- [Page extract]:
Art dealer Stefan Simchowitz has long been treated as persona non grata by the art world’s most important galleries and tastemakers. But you wouldn’t know it while wandering around the 11,000-square-foot Los Angeles warehouses where he stores his collection, one of the biggest private troves in the world. Wrapped paintings and sculptures are wedged, floor-to-ceiling, along aisles that stretch the length of a grocery store.
One wall contains plastic-tile tapestries by Serge Attukwei Clottey, a Ghanaian artist whose works were included in recent high-profile exhibitions in Venice and Saudi Arabia. In a modern-day Medici arrangement for which he’s become known, Simchowitz pays Clottey at least $15,000 a month, which covers supplies and the salaries for the artist’s 23-person staff. “Him, I will never drop," Simchowitz says.
On another wall is Julian Pace’s massive homage to Emanuel Leutze’s famous painting of George Washington crossing the Delaware River. “When I met Julian, he was a bartender trying to paint in his bedroom," says Simchowitz. He currently pays for Pace to paint full-time in one of five airy studios the dealer leases downtown.

- [Supplied information]:
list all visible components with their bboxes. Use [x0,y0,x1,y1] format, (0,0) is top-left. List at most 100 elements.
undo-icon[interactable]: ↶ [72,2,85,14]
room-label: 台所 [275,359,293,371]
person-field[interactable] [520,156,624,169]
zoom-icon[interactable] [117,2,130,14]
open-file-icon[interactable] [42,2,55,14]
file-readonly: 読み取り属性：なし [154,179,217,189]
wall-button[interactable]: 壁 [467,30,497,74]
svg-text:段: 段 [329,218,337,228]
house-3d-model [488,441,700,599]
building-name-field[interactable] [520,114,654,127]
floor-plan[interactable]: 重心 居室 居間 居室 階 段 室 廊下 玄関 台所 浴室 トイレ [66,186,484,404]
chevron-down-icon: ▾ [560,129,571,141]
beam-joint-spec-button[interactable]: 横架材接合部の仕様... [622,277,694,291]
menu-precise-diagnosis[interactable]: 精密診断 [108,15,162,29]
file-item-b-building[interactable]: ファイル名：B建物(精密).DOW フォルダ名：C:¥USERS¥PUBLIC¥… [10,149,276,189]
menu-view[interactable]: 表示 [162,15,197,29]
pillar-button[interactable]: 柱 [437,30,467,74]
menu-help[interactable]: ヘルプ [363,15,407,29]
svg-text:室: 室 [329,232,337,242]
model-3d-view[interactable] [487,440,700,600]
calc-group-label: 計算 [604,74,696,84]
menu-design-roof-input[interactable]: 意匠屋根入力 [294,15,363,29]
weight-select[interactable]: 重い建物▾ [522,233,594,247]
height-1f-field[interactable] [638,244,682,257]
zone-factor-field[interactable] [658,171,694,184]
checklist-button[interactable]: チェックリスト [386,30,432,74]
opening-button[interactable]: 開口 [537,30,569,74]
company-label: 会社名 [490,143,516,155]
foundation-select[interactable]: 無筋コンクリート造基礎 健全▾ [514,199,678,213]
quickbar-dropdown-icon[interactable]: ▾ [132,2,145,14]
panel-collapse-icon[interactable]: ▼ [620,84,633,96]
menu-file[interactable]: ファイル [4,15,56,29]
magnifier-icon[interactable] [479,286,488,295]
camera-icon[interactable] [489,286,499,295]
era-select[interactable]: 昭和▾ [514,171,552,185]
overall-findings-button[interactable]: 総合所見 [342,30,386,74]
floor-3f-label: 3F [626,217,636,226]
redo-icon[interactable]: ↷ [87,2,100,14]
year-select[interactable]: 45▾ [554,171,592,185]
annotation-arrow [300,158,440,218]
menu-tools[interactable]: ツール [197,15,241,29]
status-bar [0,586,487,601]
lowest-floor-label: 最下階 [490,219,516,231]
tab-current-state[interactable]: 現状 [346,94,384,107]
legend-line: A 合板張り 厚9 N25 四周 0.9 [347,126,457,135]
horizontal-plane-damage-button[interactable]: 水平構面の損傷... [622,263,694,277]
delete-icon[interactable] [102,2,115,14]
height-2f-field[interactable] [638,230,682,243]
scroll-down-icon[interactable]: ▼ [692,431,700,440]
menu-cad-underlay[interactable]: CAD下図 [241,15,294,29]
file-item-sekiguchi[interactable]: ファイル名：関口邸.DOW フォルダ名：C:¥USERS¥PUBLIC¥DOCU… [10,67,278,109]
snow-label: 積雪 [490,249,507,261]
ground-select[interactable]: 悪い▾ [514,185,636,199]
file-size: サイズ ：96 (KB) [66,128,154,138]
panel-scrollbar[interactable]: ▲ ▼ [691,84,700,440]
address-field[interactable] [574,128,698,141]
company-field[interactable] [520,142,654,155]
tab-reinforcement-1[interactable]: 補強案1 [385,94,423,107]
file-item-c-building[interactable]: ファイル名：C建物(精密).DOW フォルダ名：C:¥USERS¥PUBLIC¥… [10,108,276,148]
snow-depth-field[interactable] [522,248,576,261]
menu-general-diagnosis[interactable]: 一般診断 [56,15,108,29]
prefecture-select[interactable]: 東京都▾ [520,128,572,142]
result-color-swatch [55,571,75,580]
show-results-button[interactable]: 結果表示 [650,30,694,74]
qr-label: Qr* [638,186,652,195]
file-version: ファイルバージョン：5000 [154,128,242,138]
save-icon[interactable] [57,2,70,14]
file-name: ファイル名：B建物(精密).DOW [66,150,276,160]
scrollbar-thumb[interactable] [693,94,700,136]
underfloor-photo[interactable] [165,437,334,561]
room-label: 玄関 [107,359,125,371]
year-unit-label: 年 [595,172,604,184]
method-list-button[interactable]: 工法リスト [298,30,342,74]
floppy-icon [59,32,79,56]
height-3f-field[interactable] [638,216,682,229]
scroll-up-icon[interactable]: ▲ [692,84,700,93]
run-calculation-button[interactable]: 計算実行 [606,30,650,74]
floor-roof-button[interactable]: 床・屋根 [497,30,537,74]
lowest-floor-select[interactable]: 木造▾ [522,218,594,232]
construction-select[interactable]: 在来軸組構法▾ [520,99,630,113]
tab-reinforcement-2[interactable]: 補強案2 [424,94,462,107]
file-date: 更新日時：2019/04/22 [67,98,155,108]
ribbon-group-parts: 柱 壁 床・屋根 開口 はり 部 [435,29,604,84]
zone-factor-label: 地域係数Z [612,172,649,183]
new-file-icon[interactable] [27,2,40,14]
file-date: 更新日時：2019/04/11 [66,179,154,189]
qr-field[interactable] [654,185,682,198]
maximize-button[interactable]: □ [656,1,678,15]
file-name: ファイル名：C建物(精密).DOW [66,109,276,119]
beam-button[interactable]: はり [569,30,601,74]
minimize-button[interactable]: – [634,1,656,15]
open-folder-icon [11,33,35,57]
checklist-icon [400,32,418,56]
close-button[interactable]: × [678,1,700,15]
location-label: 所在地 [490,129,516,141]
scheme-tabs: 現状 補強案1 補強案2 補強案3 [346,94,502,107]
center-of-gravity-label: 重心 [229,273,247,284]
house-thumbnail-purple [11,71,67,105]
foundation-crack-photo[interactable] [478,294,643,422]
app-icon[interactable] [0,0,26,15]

- [Requirement]:
Reproduce, word for word, the entire passage above about art dealer Stefan Simchowitz.

- [Output for this exercise]:
Art dealer Stefan Simchowitz has long been treated as persona non grata by the art world’s most important galleries and tastemakers. But you wouldn’t know it while wandering around the 11,000-square-foot Los Angeles warehouses where he stores his collection, one of the biggest private troves in the world. Wrapped paintings and sculptures are wedged, floor-to-ceiling, along aisles that stretch the length of a grocery store.
One wall contains plastic-tile tapestries by Serge Attukwei Clottey, a Ghanaian artist whose works were included in recent high-profile exhibitions in Venice and Saudi Arabia. In a modern-day Medici arrangement for which he’s become known, Simchowitz pays Clottey at least $15,000 a month, which covers supplies and the salaries for the artist’s 23-person staff. “Him, I will never drop," Simchowitz says.
On another wall is Julian Pace’s massive homage to Emanuel Leutze’s famous painting of George Washington crossing the Delaware River. “When I met Julian, he was a bartender trying to paint in his bedroom," says Simchowitz. He currently pays for Pace to paint full-time in one of five airy studios the dealer leases downtown.